___ ENTRIES PROVIDED
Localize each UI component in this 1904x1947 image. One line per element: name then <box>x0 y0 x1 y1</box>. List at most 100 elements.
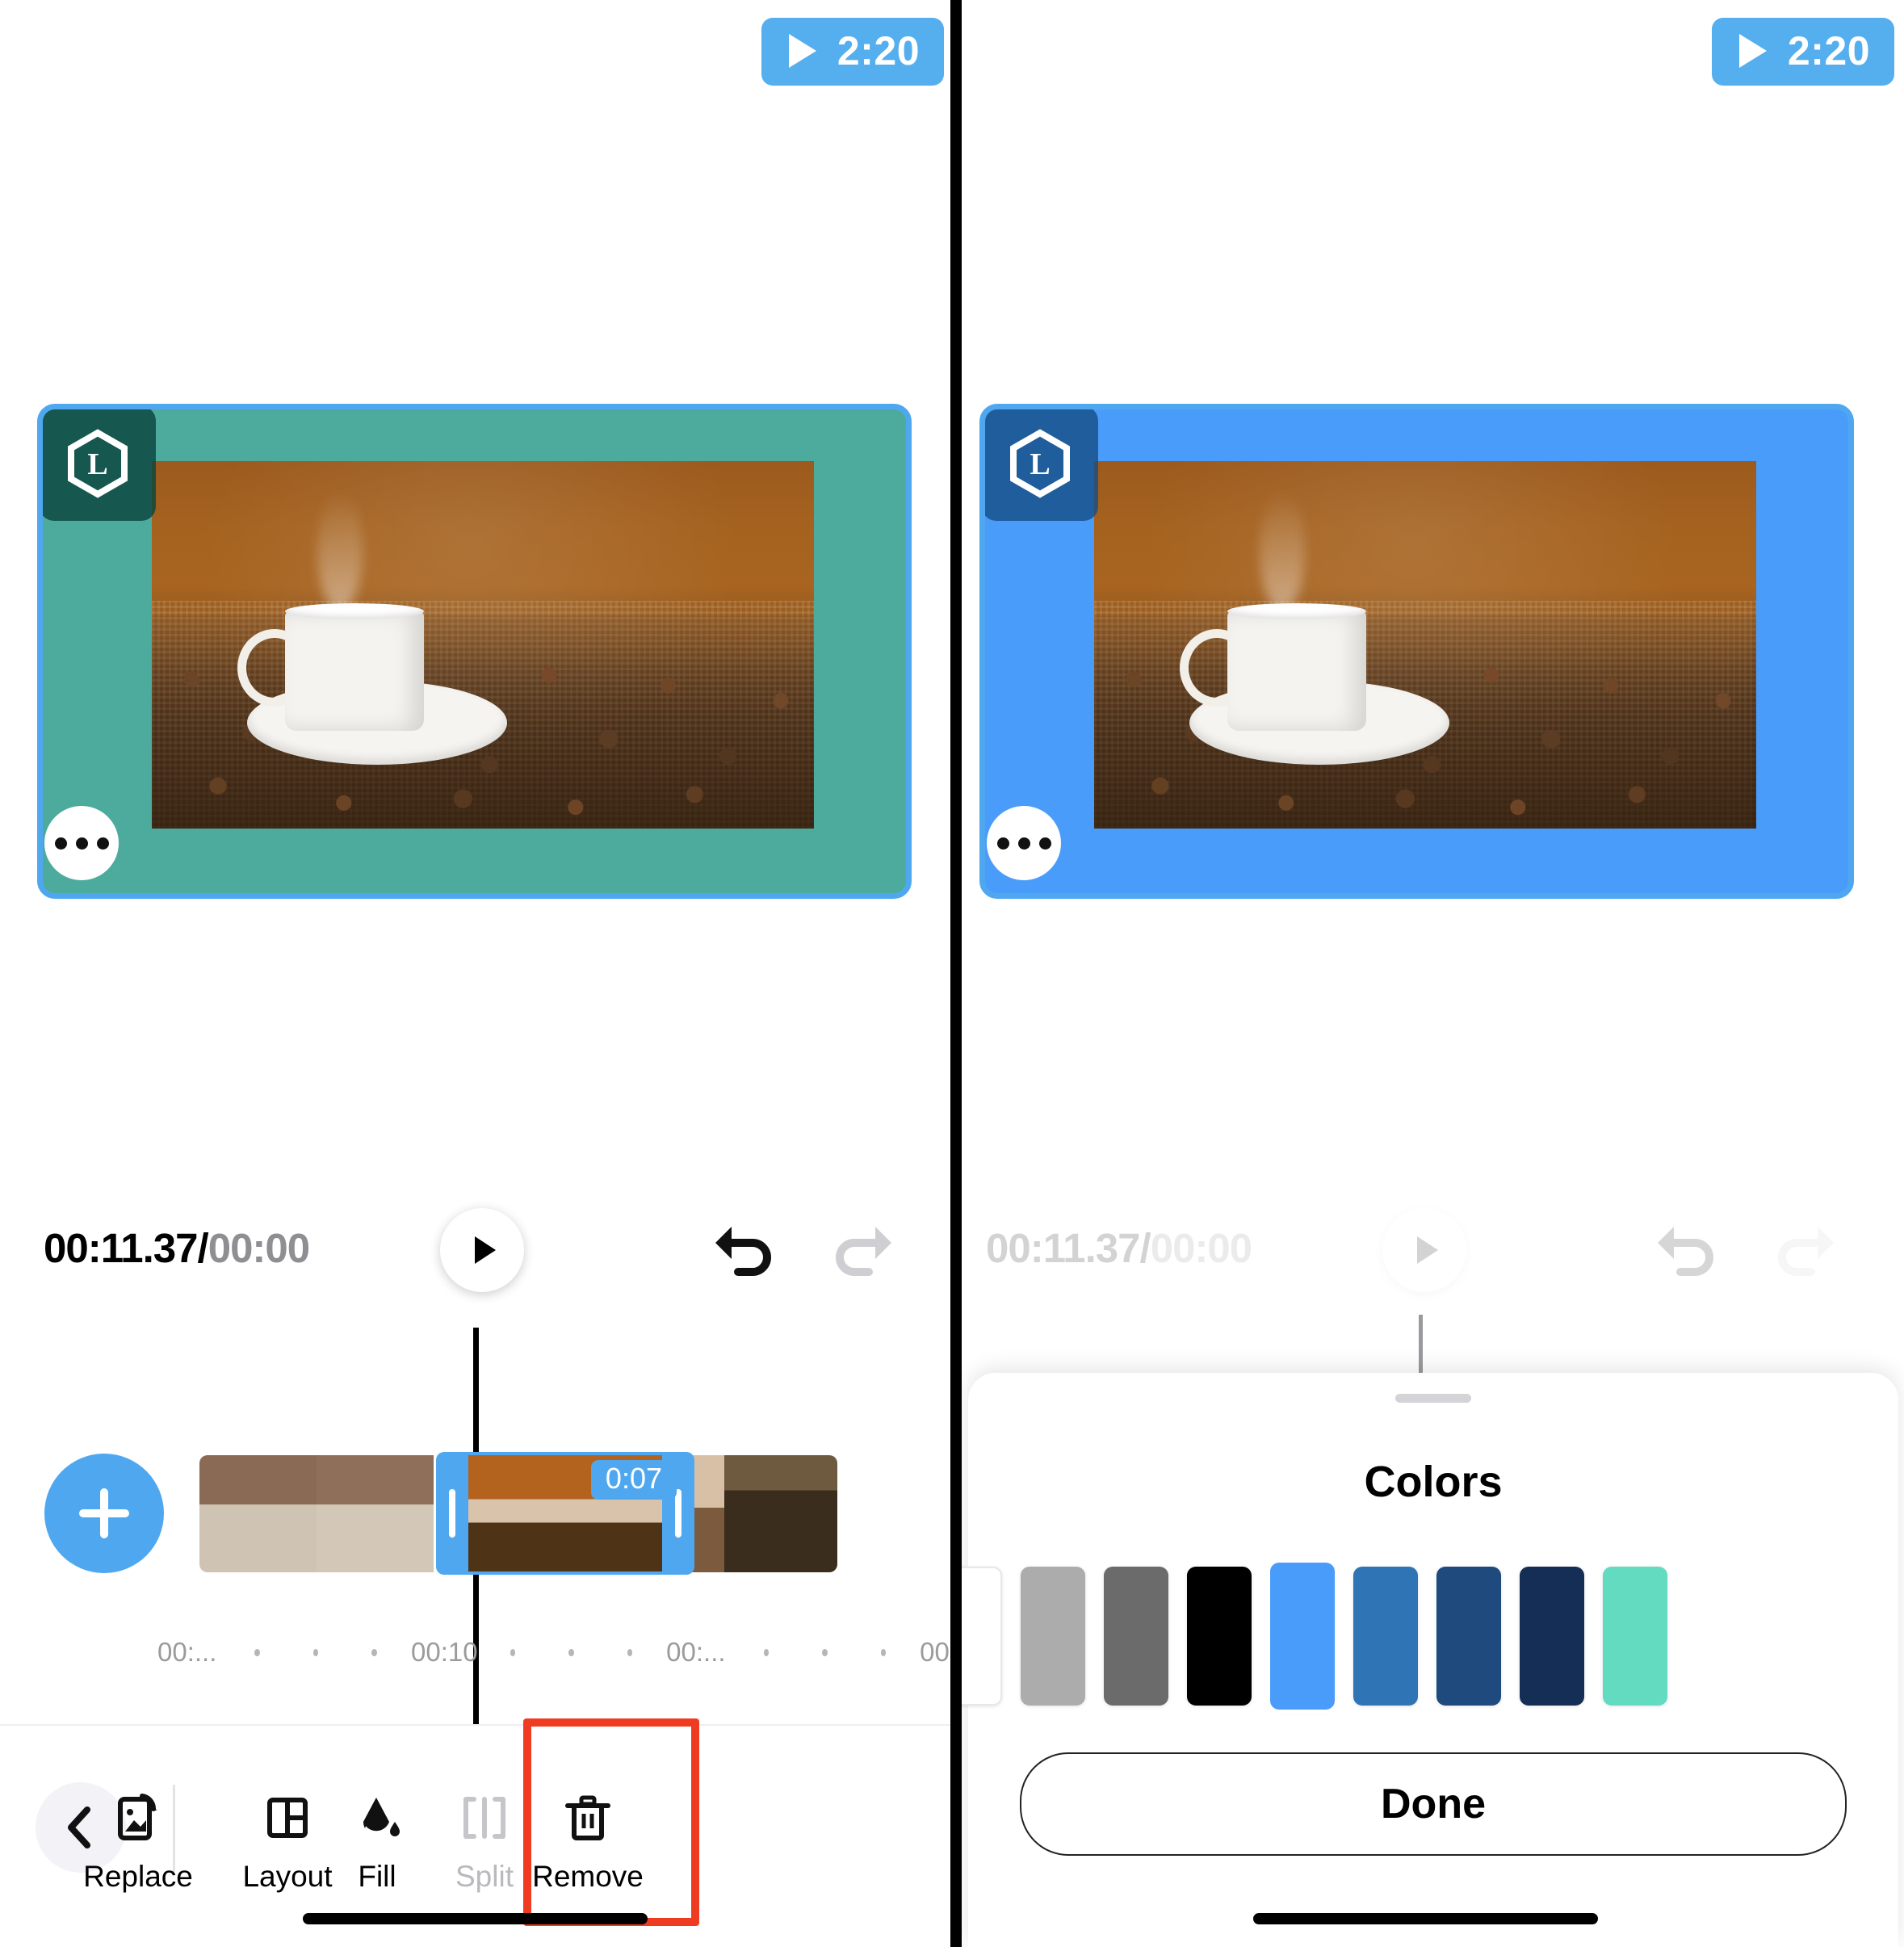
trim-handle-left[interactable] <box>449 1489 455 1538</box>
colors-sheet: Colors Done <box>962 1373 1898 1947</box>
play-icon <box>1416 1236 1438 1264</box>
sheet-title: Colors <box>1364 1458 1503 1506</box>
add-media-button[interactable] <box>44 1454 164 1573</box>
time-separator: / <box>1139 1225 1151 1271</box>
play-button <box>1382 1208 1466 1292</box>
trash-icon <box>560 1789 616 1847</box>
color-swatch-navy-blue[interactable] <box>1436 1567 1501 1706</box>
duration-badge-label: 2:20 <box>837 28 920 73</box>
duration-badge[interactable]: 2:20 <box>1711 18 1894 86</box>
clip-thumbnail <box>199 1455 317 1572</box>
color-swatch-list[interactable] <box>962 1563 1667 1710</box>
ruler-tick <box>822 1648 828 1656</box>
coffee-cup <box>285 603 424 731</box>
sheet-grabber[interactable] <box>1395 1394 1471 1403</box>
hexagon-logo-icon: L <box>43 409 156 521</box>
toolbar-item-label: Split <box>455 1860 514 1893</box>
play-icon <box>1738 34 1767 68</box>
preview-video-frame <box>152 461 814 829</box>
color-swatch-medium-blue[interactable] <box>1353 1567 1418 1706</box>
timeline-clip[interactable] <box>199 1455 434 1572</box>
color-swatch-dark-gray[interactable] <box>1104 1567 1168 1706</box>
video-preview-canvas[interactable]: L <box>979 404 1854 899</box>
paint-bucket-icon <box>349 1789 405 1847</box>
color-swatch-dark-navy[interactable] <box>1520 1567 1584 1706</box>
left-screen: 2:20 L 00:11.37/00:00 0:07 00:... 00:10 … <box>0 0 950 1947</box>
current-time: 00:11.37 <box>986 1225 1141 1271</box>
ellipsis-icon <box>75 837 88 850</box>
color-swatch-mint-teal[interactable] <box>1603 1567 1667 1706</box>
screen-divider <box>950 0 962 1947</box>
ruler-label: 00:... <box>157 1637 217 1667</box>
video-preview-canvas[interactable]: L <box>37 404 912 899</box>
redo-button <box>1771 1215 1839 1287</box>
total-time: 00:00 <box>208 1225 310 1271</box>
play-icon <box>788 34 816 68</box>
dual-screenshot-comparison: 2:20 L 00:11.37/00:00 0:07 00:... 00:10 … <box>0 0 1904 1947</box>
undo-button <box>1653 1215 1721 1287</box>
clip-thumbnail <box>724 1455 837 1572</box>
timeline-clip[interactable] <box>724 1455 837 1572</box>
ellipsis-icon <box>996 837 1009 850</box>
play-button[interactable] <box>440 1208 524 1292</box>
hexagon-logo-icon: L <box>985 409 1098 521</box>
svg-text:L: L <box>87 447 107 481</box>
ellipsis-icon <box>1038 837 1051 850</box>
ruler-tick <box>510 1648 516 1656</box>
timeline-ruler: 00:... 00:10 00:... 00: <box>157 1634 950 1670</box>
cup-rim <box>285 603 424 619</box>
toolbar-item-label: Remove <box>532 1860 644 1893</box>
play-icon <box>474 1236 496 1264</box>
more-options-button[interactable] <box>44 806 119 880</box>
clip-duration-badge: 0:07 <box>590 1460 677 1500</box>
ellipsis-icon <box>1017 837 1030 850</box>
ellipsis-icon <box>96 837 109 850</box>
ruler-tick <box>312 1648 319 1656</box>
time-separator: / <box>197 1225 209 1271</box>
selected-clip[interactable]: 0:07 <box>436 1452 694 1575</box>
ruler-tick <box>880 1648 887 1656</box>
duration-badge[interactable]: 2:20 <box>761 18 944 86</box>
color-swatch-white[interactable] <box>962 1567 1002 1706</box>
more-options-button[interactable] <box>987 806 1061 880</box>
coffee-cup <box>1227 603 1366 731</box>
undo-button[interactable] <box>711 1215 778 1287</box>
editing-toolbar: Replace Layout Fill Split Remove <box>0 1718 950 1947</box>
color-swatch-sky-blue[interactable] <box>1270 1563 1335 1710</box>
total-time: 00:00 <box>1150 1225 1252 1271</box>
right-screen: 2:20 L 00:11.37/00:00 Colors Done <box>962 0 1904 1947</box>
replace-image-icon <box>110 1789 166 1847</box>
steam-wisp <box>317 490 363 611</box>
trim-handle-right[interactable] <box>675 1489 681 1538</box>
ellipsis-icon <box>54 837 67 850</box>
ruler-tick <box>627 1648 633 1656</box>
playback-time-readout: 00:11.37/00:00 <box>986 1224 1252 1272</box>
svg-text:L: L <box>1030 447 1050 481</box>
color-swatch-light-gray[interactable] <box>1021 1567 1085 1706</box>
ruler-label: 00:10 <box>410 1637 478 1667</box>
toolbar-item-replace[interactable]: Replace <box>65 1789 211 1894</box>
home-indicator <box>1253 1913 1598 1924</box>
ruler-tick <box>254 1648 260 1656</box>
toolbar-item-remove[interactable]: Remove <box>515 1789 661 1894</box>
steam-wisp <box>1260 490 1305 611</box>
split-icon <box>456 1789 513 1847</box>
ruler-tick <box>568 1648 574 1656</box>
toolbar-item-label: Replace <box>83 1860 193 1893</box>
done-button[interactable]: Done <box>1020 1752 1847 1856</box>
ruler-label: 00:... <box>666 1637 726 1667</box>
ruler-label: 00: <box>920 1637 950 1667</box>
ruler-tick <box>371 1648 377 1656</box>
toolbar-item-label: Fill <box>358 1860 396 1893</box>
ruler-tick <box>763 1648 770 1656</box>
color-swatch-black[interactable] <box>1187 1567 1252 1706</box>
preview-video-frame <box>1094 461 1756 829</box>
duration-badge-label: 2:20 <box>1787 28 1870 73</box>
cup-rim <box>1227 603 1366 619</box>
timeline-playhead <box>1419 1315 1423 1379</box>
clip-thumbnail <box>317 1455 434 1572</box>
playback-time-readout: 00:11.37/00:00 <box>44 1224 310 1272</box>
redo-button <box>828 1215 896 1287</box>
home-indicator <box>303 1913 648 1924</box>
plus-icon <box>100 1488 108 1538</box>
______
PROBLEM TO WORK ON → Reproduce the lines of the listing verbatim, beginning at the line that contains "trim-handle-left[interactable] <box>449 1489" and stopping after the line that contains "trash-icon <box>560 1789 616 1847</box>".

RESPONSE →
trim-handle-left[interactable] <box>449 1489 455 1538</box>
colors-sheet: Colors Done <box>962 1373 1898 1947</box>
play-icon <box>1416 1236 1438 1264</box>
sheet-title: Colors <box>1364 1458 1503 1506</box>
add-media-button[interactable] <box>44 1454 164 1573</box>
time-separator: / <box>1139 1225 1151 1271</box>
play-button <box>1382 1208 1466 1292</box>
trash-icon <box>560 1789 616 1847</box>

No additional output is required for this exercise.